** begin TASK MATERIAL **

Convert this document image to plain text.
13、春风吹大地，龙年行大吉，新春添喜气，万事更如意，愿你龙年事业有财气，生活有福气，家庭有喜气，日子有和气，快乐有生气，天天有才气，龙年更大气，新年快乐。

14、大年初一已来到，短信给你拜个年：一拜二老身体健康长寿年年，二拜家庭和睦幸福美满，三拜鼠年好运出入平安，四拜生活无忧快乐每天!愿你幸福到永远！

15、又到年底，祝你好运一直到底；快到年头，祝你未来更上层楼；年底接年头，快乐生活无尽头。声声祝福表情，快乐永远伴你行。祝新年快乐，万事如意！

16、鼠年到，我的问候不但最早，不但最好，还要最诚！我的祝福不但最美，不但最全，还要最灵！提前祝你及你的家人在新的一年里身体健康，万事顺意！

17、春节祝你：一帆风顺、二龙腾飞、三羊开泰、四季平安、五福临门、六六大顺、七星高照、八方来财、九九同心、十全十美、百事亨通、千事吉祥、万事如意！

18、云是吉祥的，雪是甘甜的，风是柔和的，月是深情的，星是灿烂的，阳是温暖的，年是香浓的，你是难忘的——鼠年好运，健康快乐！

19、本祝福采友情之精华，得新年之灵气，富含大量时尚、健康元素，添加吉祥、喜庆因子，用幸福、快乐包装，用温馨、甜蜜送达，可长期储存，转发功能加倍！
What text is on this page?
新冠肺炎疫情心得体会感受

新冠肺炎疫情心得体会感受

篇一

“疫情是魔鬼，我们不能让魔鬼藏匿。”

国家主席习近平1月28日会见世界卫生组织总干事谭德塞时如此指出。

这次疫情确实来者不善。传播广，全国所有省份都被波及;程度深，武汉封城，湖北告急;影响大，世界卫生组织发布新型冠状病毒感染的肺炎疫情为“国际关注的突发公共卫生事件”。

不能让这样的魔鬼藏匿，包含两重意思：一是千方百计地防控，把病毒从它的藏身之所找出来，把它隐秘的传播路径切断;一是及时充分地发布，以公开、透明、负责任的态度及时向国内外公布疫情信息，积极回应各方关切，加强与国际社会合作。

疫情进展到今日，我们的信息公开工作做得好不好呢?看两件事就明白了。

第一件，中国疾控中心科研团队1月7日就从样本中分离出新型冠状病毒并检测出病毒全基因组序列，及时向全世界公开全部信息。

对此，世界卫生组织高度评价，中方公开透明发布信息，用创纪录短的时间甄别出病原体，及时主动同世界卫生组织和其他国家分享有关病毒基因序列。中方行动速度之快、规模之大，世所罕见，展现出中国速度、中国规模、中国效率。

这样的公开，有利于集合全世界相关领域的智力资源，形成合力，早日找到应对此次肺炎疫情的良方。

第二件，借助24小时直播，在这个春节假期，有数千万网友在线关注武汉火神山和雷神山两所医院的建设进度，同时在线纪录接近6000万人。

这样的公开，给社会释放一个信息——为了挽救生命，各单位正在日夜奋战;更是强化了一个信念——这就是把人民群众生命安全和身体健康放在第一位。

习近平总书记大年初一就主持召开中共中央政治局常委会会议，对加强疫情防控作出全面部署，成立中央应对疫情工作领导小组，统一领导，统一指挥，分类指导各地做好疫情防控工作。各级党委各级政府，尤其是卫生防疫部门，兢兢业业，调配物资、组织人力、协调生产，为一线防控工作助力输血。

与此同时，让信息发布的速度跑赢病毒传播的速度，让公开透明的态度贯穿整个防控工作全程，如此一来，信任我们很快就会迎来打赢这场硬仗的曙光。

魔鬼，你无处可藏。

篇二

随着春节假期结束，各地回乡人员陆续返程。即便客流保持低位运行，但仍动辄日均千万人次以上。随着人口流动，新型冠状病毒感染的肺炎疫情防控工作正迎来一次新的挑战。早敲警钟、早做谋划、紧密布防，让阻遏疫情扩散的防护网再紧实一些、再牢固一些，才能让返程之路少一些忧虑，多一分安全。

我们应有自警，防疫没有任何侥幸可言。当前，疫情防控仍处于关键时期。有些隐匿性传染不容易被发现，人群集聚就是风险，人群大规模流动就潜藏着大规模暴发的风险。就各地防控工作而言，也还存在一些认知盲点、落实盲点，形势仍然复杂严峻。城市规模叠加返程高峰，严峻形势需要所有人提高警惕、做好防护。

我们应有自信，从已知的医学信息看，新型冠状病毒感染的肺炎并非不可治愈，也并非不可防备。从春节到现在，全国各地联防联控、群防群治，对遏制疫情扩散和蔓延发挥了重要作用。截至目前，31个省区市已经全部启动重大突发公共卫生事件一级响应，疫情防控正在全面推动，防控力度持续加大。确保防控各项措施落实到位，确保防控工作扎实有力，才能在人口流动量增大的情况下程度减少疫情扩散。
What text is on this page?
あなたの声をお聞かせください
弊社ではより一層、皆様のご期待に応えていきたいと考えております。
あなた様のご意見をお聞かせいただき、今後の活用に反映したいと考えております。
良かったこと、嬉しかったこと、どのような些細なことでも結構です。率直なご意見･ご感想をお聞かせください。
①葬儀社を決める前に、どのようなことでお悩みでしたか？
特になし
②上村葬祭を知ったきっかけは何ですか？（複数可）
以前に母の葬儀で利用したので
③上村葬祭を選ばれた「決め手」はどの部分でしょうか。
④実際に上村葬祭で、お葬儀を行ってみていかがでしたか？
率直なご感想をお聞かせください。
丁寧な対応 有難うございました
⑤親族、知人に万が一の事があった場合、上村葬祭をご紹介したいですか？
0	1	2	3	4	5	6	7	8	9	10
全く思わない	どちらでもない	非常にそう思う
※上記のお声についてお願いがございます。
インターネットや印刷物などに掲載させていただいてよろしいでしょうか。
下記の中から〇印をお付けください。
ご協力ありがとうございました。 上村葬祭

** end TASK MATERIAL **

▶ _REQUIRED TASK_: Repeat every line of the material exactly as given.

▶ _ANSWER IN FULL_:
Convert this document image to plain text.
13、春风吹大地，龙年行大吉，新春添喜气，万事更如意，愿你龙年事业有财气，生活有福气，家庭有喜气，日子有和气，快乐有生气，天天有才气，龙年更大气，新年快乐。

14、大年初一已来到，短信给你拜个年：一拜二老身体健康长寿年年，二拜家庭和睦幸福美满，三拜鼠年好运出入平安，四拜生活无忧快乐每天!愿你幸福到永远！

15、又到年底，祝你好运一直到底；快到年头，祝你未来更上层楼；年底接年头，快乐生活无尽头。声声祝福表情，快乐永远伴你行。祝新年快乐，万事如意！

16、鼠年到，我的问候不但最早，不但最好，还要最诚！我的祝福不但最美，不但最全，还要最灵！提前祝你及你的家人在新的一年里身体健康，万事顺意！

17、春节祝你：一帆风顺、二龙腾飞、三羊开泰、四季平安、五福临门、六六大顺、七星高照、八方来财、九九同心、十全十美、百事亨通、千事吉祥、万事如意！

18、云是吉祥的，雪是甘甜的，风是柔和的，月是深情的，星是灿烂的，阳是温暖的，年是香浓的，你是难忘的——鼠年好运，健康快乐！

19、本祝福采友情之精华，得新年之灵气，富含大量时尚、健康元素，添加吉祥、喜庆因子，用幸福、快乐包装，用温馨、甜蜜送达，可长期储存，转发功能加倍！
What text is on this page?
新冠肺炎疫情心得体会感受

新冠肺炎疫情心得体会感受

篇一

“疫情是魔鬼，我们不能让魔鬼藏匿。”

国家主席习近平1月28日会见世界卫生组织总干事谭德塞时如此指出。

这次疫情确实来者不善。传播广，全国所有省份都被波及;程度深，武汉封城，湖北告急;影响大，世界卫生组织发布新型冠状病毒感染的肺炎疫情为“国际关注的突发公共卫生事件”。

不能让这样的魔鬼藏匿，包含两重意思：一是千方百计地防控，把病毒从它的藏身之所找出来，把它隐秘的传播路径切断;一是及时充分地发布，以公开、透明、负责任的态度及时向国内外公布疫情信息，积极回应各方关切，加强与国际社会合作。

疫情进展到今日，我们的信息公开工作做得好不好呢?看两件事就明白了。

第一件，中国疾控中心科研团队1月7日就从样本中分离出新型冠状病毒并检测出病毒全基因组序列，及时向全世界公开全部信息。

对此，世界卫生组织高度评价，中方公开透明发布信息，用创纪录短的时间甄别出病原体，及时主动同世界卫生组织和其他国家分享有关病毒基因序列。中方行动速度之快、规模之大，世所罕见，展现出中国速度、中国规模、中国效率。

这样的公开，有利于集合全世界相关领域的智力资源，形成合力，早日找到应对此次肺炎疫情的良方。

第二件，借助24小时直播，在这个春节假期，有数千万网友在线关注武汉火神山和雷神山两所医院的建设进度，同时在线纪录接近6000万人。

这样的公开，给社会释放一个信息——为了挽救生命，各单位正在日夜奋战;更是强化了一个信念——这就是把人民群众生命安全和身体健康放在第一位。

习近平总书记大年初一就主持召开中共中央政治局常委会会议，对加强疫情防控作出全面部署，成立中央应对疫情工作领导小组，统一领导，统一指挥，分类指导各地做好疫情防控工作。各级党委各级政府，尤其是卫生防疫部门，兢兢业业，调配物资、组织人力、协调生产，为一线防控工作助力输血。

与此同时，让信息发布的速度跑赢病毒传播的速度，让公开透明的态度贯穿整个防控工作全程，如此一来，信任我们很快就会迎来打赢这场硬仗的曙光。

魔鬼，你无处可藏。

篇二

随着春节假期结束，各地回乡人员陆续返程。即便客流保持低位运行，但仍动辄日均千万人次以上。随着人口流动，新型冠状病毒感染的肺炎疫情防控工作正迎来一次新的挑战。早敲警钟、早做谋划、紧密布防，让阻遏疫情扩散的防护网再紧实一些、再牢固一些，才能让返程之路少一些忧虑，多一分安全。

我们应有自警，防疫没有任何侥幸可言。当前，疫情防控仍处于关键时期。有些隐匿性传染不容易被发现，人群集聚就是风险，人群大规模流动就潜藏着大规模暴发的风险。就各地防控工作而言，也还存在一些认知盲点、落实盲点，形势仍然复杂严峻。城市规模叠加返程高峰，严峻形势需要所有人提高警惕、做好防护。

我们应有自信，从已知的医学信息看，新型冠状病毒感染的肺炎并非不可治愈，也并非不可防备。从春节到现在，全国各地联防联控、群防群治，对遏制疫情扩散和蔓延发挥了重要作用。截至目前，31个省区市已经全部启动重大突发公共卫生事件一级响应，疫情防控正在全面推动，防控力度持续加大。确保防控各项措施落实到位，确保防控工作扎实有力，才能在人口流动量增大的情况下程度减少疫情扩散。
What text is on this page?
あなたの声をお聞かせください
弊社ではより一層、皆様のご期待に応えていきたいと考えております。
あなた様のご意見をお聞かせいただき、今後の活用に反映したいと考えております。
良かったこと、嬉しかったこと、どのような些細なことでも結構です。率直なご意見･ご感想をお聞かせください。
①葬儀社を決める前に、どのようなことでお悩みでしたか？
特になし
②上村葬祭を知ったきっかけは何ですか？（複数可）
以前に母の葬儀で利用したので
③上村葬祭を選ばれた「決め手」はどの部分でしょうか。
④実際に上村葬祭で、お葬儀を行ってみていかがでしたか？
率直なご感想をお聞かせください。
丁寧な対応 有難うございました
⑤親族、知人に万が一の事があった場合、上村葬祭をご紹介したいですか？
0	1	2	3	4	5	6	7	8	9	10
全く思わない	どちらでもない	非常にそう思う
※上記のお声についてお願いがございます。
インターネットや印刷物などに掲載させていただいてよろしいでしょうか。
下記の中から〇印をお付けください。
ご協力ありがとうございました。 上村葬祭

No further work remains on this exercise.